>> start Dataset entries

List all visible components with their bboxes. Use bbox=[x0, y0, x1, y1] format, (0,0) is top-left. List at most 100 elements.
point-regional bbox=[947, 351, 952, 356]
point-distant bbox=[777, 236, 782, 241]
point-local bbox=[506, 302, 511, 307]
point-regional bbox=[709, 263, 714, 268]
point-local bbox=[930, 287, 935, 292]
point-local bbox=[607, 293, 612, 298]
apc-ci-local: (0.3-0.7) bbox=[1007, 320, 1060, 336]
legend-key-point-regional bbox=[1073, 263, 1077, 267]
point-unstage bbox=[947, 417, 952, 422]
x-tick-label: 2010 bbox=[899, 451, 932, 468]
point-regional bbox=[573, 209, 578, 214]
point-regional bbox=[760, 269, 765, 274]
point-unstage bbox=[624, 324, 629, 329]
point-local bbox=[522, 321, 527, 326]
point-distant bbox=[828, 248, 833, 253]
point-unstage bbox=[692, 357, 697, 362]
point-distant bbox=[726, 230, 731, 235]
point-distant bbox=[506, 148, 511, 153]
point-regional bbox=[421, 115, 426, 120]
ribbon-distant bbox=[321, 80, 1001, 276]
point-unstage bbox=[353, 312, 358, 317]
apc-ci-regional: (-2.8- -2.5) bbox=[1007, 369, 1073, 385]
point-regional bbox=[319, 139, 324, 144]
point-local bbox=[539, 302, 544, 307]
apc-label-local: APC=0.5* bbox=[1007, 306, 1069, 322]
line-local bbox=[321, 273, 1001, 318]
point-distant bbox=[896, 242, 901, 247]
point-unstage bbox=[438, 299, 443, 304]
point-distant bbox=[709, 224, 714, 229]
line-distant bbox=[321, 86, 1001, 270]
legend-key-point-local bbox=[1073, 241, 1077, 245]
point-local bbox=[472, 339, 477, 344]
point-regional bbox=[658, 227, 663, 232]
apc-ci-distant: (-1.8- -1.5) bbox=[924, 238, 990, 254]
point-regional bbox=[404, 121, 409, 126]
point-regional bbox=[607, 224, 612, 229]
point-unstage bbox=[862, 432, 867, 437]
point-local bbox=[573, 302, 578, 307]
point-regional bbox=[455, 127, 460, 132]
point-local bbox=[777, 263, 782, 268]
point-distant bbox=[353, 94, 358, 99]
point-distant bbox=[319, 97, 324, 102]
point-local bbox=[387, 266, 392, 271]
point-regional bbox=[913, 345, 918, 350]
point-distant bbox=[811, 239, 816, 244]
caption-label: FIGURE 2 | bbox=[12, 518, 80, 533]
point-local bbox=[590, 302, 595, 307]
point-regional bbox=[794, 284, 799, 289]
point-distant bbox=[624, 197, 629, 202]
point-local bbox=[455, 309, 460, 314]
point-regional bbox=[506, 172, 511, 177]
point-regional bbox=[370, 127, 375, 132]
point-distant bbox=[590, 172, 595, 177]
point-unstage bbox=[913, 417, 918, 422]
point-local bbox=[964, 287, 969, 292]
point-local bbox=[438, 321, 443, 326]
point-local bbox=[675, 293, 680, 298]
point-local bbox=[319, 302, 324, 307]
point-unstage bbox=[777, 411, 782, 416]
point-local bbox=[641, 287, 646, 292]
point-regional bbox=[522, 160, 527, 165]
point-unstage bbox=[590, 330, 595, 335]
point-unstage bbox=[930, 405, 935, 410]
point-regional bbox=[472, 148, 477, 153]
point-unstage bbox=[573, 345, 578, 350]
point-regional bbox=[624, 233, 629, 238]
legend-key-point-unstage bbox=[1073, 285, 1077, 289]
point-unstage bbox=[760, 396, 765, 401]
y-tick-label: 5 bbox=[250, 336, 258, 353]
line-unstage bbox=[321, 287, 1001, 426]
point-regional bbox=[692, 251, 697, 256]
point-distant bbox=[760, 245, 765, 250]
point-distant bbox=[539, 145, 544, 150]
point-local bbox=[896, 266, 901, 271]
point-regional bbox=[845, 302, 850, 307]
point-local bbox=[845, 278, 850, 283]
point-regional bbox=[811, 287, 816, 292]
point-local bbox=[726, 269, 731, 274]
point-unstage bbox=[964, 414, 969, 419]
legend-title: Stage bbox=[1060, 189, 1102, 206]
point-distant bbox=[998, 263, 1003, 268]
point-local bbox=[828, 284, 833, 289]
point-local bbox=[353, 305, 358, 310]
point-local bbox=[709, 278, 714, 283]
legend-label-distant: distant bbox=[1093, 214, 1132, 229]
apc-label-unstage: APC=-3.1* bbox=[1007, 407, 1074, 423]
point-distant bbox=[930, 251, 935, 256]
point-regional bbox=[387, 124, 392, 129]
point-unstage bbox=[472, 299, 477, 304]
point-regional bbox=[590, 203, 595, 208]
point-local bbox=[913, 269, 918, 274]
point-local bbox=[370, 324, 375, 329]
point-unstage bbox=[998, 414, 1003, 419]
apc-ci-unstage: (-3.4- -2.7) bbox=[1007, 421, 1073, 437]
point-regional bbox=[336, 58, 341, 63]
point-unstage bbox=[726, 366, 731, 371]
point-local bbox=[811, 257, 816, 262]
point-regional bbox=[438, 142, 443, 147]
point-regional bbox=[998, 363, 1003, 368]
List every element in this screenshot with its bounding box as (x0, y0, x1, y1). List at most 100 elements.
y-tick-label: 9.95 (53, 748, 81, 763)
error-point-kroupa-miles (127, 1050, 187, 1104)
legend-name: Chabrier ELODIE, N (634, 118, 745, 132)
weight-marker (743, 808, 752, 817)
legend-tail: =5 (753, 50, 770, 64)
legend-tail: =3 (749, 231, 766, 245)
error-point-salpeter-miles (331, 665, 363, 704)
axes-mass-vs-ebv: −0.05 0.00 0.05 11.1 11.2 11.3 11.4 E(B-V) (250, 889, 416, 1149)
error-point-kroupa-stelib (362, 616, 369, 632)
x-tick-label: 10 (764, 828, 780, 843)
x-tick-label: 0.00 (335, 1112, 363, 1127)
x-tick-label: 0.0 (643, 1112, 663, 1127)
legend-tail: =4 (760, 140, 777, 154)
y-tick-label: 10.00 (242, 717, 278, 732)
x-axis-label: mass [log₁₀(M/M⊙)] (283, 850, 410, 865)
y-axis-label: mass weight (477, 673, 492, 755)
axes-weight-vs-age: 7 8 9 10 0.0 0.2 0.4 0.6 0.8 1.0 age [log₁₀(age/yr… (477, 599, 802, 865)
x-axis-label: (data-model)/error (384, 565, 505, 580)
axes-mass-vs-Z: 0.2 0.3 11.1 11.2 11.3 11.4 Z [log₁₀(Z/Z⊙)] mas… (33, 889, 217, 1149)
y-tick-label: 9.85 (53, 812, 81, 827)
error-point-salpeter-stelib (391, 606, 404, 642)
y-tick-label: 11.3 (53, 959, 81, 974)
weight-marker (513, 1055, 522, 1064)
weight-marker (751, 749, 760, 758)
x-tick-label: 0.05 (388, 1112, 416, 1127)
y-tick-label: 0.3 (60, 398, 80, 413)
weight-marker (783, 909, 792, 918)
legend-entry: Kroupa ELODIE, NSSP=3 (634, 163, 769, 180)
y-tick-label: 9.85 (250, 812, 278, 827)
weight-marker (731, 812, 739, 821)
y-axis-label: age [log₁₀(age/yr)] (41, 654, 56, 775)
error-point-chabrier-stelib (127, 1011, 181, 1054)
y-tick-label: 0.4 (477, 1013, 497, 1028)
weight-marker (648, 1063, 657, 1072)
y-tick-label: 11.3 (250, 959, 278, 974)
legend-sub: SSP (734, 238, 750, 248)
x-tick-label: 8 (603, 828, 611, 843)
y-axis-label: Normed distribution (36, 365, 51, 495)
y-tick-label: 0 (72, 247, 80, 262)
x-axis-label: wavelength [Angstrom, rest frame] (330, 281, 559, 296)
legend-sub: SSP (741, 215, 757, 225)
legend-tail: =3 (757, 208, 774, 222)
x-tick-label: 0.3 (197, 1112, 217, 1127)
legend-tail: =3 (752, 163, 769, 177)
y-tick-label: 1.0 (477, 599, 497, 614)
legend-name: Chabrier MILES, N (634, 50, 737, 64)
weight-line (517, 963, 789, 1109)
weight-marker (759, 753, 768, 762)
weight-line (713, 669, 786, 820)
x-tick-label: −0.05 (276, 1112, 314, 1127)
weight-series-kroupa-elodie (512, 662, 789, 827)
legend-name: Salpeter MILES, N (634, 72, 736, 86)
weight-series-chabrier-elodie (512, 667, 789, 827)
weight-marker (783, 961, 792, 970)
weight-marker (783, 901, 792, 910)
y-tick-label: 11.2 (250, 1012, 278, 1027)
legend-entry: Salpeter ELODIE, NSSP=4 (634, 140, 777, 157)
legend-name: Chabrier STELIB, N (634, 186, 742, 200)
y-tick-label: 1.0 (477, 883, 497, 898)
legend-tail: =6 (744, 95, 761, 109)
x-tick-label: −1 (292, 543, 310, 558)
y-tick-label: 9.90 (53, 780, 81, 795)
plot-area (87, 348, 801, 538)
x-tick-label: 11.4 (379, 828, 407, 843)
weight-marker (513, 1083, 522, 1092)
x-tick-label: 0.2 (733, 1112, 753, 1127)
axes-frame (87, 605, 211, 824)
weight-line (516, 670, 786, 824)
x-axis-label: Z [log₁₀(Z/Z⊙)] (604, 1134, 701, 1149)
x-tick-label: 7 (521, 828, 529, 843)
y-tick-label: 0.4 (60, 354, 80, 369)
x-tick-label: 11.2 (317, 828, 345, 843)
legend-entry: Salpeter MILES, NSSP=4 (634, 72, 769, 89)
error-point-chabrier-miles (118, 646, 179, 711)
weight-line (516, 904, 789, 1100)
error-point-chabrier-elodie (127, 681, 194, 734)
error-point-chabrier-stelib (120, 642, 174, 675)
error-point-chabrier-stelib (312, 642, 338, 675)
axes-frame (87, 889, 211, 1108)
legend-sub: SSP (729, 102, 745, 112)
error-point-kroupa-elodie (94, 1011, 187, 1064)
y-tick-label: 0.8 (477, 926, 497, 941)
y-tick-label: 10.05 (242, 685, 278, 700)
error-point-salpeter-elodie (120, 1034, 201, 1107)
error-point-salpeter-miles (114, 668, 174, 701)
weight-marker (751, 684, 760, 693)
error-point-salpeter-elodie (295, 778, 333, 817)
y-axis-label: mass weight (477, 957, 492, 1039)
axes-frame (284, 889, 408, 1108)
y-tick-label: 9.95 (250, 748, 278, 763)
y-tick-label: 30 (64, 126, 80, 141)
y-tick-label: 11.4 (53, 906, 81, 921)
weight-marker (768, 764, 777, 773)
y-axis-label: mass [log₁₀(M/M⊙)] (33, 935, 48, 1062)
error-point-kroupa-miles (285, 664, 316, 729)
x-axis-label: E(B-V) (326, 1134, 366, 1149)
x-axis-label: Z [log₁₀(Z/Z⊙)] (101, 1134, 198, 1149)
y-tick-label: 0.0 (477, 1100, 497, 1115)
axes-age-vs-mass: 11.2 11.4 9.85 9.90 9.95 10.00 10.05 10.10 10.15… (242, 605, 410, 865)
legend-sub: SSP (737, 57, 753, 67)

>> end Dataset entries

_Required task_
Copy everything from the beginning of the items down to the line containing "point-local bbox=[930, 287, 935, 292]", including that line, exactly as it appears.

_Written answer_
List all visible components with their bboxes. Use bbox=[x0, y0, x1, y1] format, (0,0) is top-left. List at most 100 elements.
point-regional bbox=[947, 351, 952, 356]
point-distant bbox=[777, 236, 782, 241]
point-local bbox=[506, 302, 511, 307]
point-regional bbox=[709, 263, 714, 268]
point-local bbox=[930, 287, 935, 292]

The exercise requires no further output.